» **Problem statement**
Quote all of the data that follows exactly as written, skipping the images.

» **Record set**
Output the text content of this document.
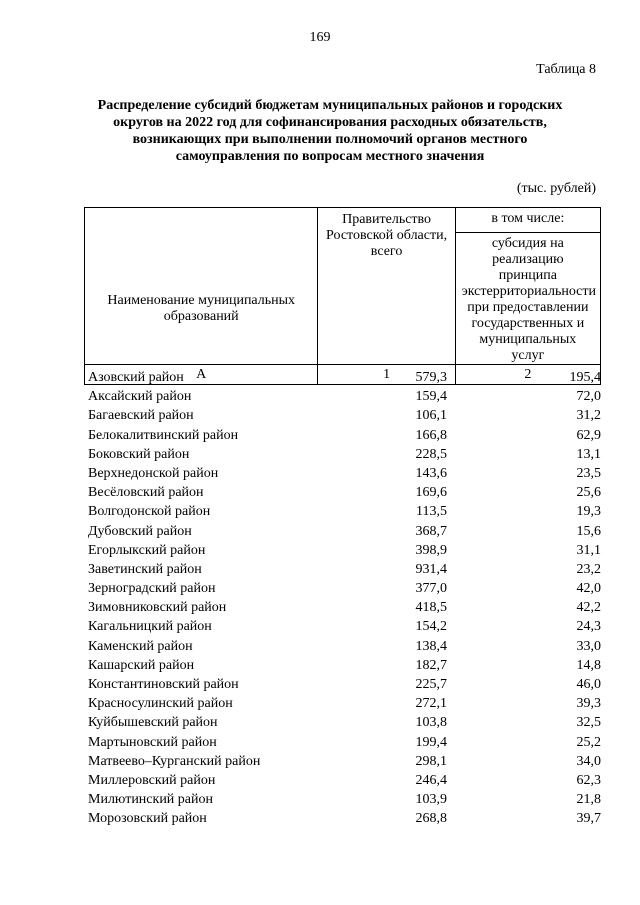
169
Таблица 8
Распределение субсидий бюджетам муниципальных районов и городских
округов на 2022 год для софинансирования расходных обязательств,
возникающих при выполнении полномочий органов местного
самоуправления по вопросам местного значения
(тыс. рублей)
Наименование муниципальных образований	Правительство Ростовской области, всего	в том числе:
		субсидия на реализацию принципа экстерриториальности при предоставлении государственных и муниципальных услуг
А	1	2
Азовский район	579,3	195,4
Аксайский район	159,4	72,0
Багаевский район	106,1	31,2
Белокалитвинский район	166,8	62,9
Боковский район	228,5	13,1
Верхнедонской район	143,6	23,5
Весёловский район	169,6	25,6
Волгодонской район	113,5	19,3
Дубовский район	368,7	15,6
Егорлыкский район	398,9	31,1
Заветинский район	931,4	23,2
Зерноградский район	377,0	42,0
Зимовниковский район	418,5	42,2
Кагальницкий район	154,2	24,3
Каменский район	138,4	33,0
Кашарский район	182,7	14,8
Константиновский район	225,7	46,0
Красносулинский район	272,1	39,3
Куйбышевский район	103,8	32,5
Мартыновский район	199,4	25,2
Матвеево–Курганский район	298,1	34,0
Миллеровский район	246,4	62,3
Милютинский район	103,9	21,8
Морозовский район	268,8	39,7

» **Right answer**
Output the text content of this document.
169
Таблица 8
Распределение субсидий бюджетам муниципальных районов и городских
округов на 2022 год для софинансирования расходных обязательств,
возникающих при выполнении полномочий органов местного
самоуправления по вопросам местного значения
(тыс. рублей)
Наименование муниципальных образований	Правительство Ростовской области, всего	в том числе:
		субсидия на реализацию принципа экстерриториальности при предоставлении государственных и муниципальных услуг
А	1	2
Азовский район	579,3	195,4
Аксайский район	159,4	72,0
Багаевский район	106,1	31,2
Белокалитвинский район	166,8	62,9
Боковский район	228,5	13,1
Верхнедонской район	143,6	23,5
Весёловский район	169,6	25,6
Волгодонской район	113,5	19,3
Дубовский район	368,7	15,6
Егорлыкский район	398,9	31,1
Заветинский район	931,4	23,2
Зерноградский район	377,0	42,0
Зимовниковский район	418,5	42,2
Кагальницкий район	154,2	24,3
Каменский район	138,4	33,0
Кашарский район	182,7	14,8
Константиновский район	225,7	46,0
Красносулинский район	272,1	39,3
Куйбышевский район	103,8	32,5
Мартыновский район	199,4	25,2
Матвеево–Курганский район	298,1	34,0
Миллеровский район	246,4	62,3
Милютинский район	103,9	21,8
Морозовский район	268,8	39,7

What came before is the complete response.